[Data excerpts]
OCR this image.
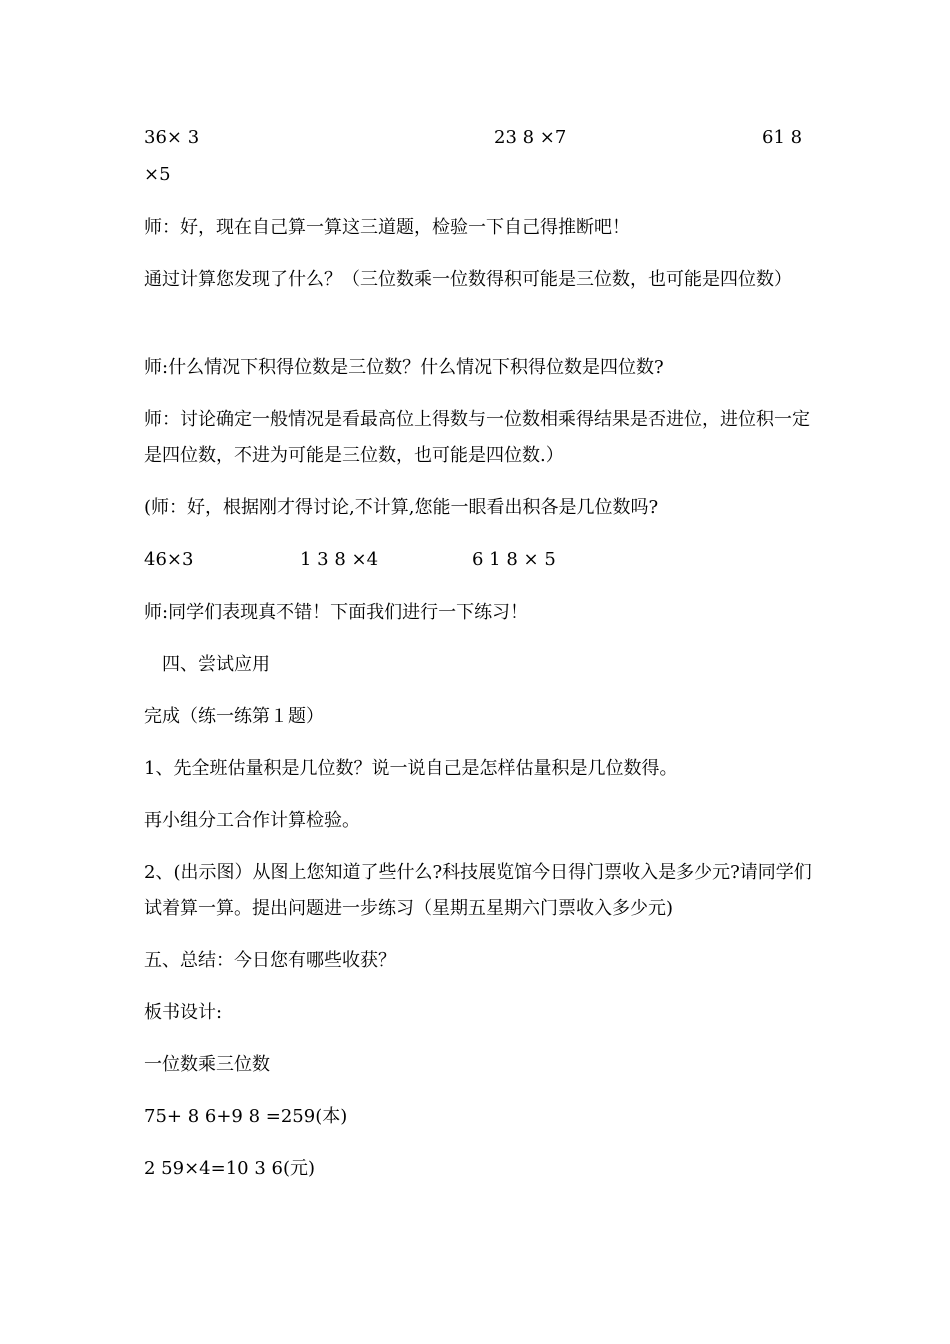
36× 3	23 8 ×7	61 8
×5
师：好，现在自己算一算这三道题，检验一下自己得推断吧！
通过计算您发现了什么？（三位数乘一位数得积可能是三位数，也可能是四位数）
师:什么情况下积得位数是三位数？什么情况下积得位数是四位数?
师：讨论确定一般情况是看最高位上得数与一位数相乘得结果是否进位，进位积一定是四位数，不进为可能是三位数，也可能是四位数.）
(师：好，根据刚才得讨论,不计算,您能一眼看出积各是几位数吗?
46×3	1 3 8 ×4	6 1 8 × 5
师:同学们表现真不错！下面我们进行一下练习！
四、尝试应用
完成（练一练第１题）
1、先全班估量积是几位数？说一说自己是怎样估量积是几位数得。
再小组分工合作计算检验。
2、(出示图）从图上您知道了些什么?科技展览馆今日得门票收入是多少元?请同学们试着算一算。提出问题进一步练习（星期五星期六门票收入多少元)
五、总结：今日您有哪些收获？
板书设计:
一位数乘三位数
75+ 8 6+9 8 =259(本)
2 59×4=10 3 6(元)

* **BRIEF**: Can you repeat every record above exactly, apart from the pictures?

* **RESULT BELOW**:
OCR this image.
36× 3	23 8 ×7	61 8
×5
师：好，现在自己算一算这三道题，检验一下自己得推断吧！
通过计算您发现了什么？（三位数乘一位数得积可能是三位数，也可能是四位数）
师:什么情况下积得位数是三位数？什么情况下积得位数是四位数?
师：讨论确定一般情况是看最高位上得数与一位数相乘得结果是否进位，进位积一定是四位数，不进为可能是三位数，也可能是四位数.）
(师：好，根据刚才得讨论,不计算,您能一眼看出积各是几位数吗?
46×3	1 3 8 ×4	6 1 8 × 5
师:同学们表现真不错！下面我们进行一下练习！
四、尝试应用
完成（练一练第１题）
1、先全班估量积是几位数？说一说自己是怎样估量积是几位数得。
再小组分工合作计算检验。
2、(出示图）从图上您知道了些什么?科技展览馆今日得门票收入是多少元?请同学们试着算一算。提出问题进一步练习（星期五星期六门票收入多少元)
五、总结：今日您有哪些收获？
板书设计:
一位数乘三位数
75+ 8 6+9 8 =259(本)
2 59×4=10 3 6(元)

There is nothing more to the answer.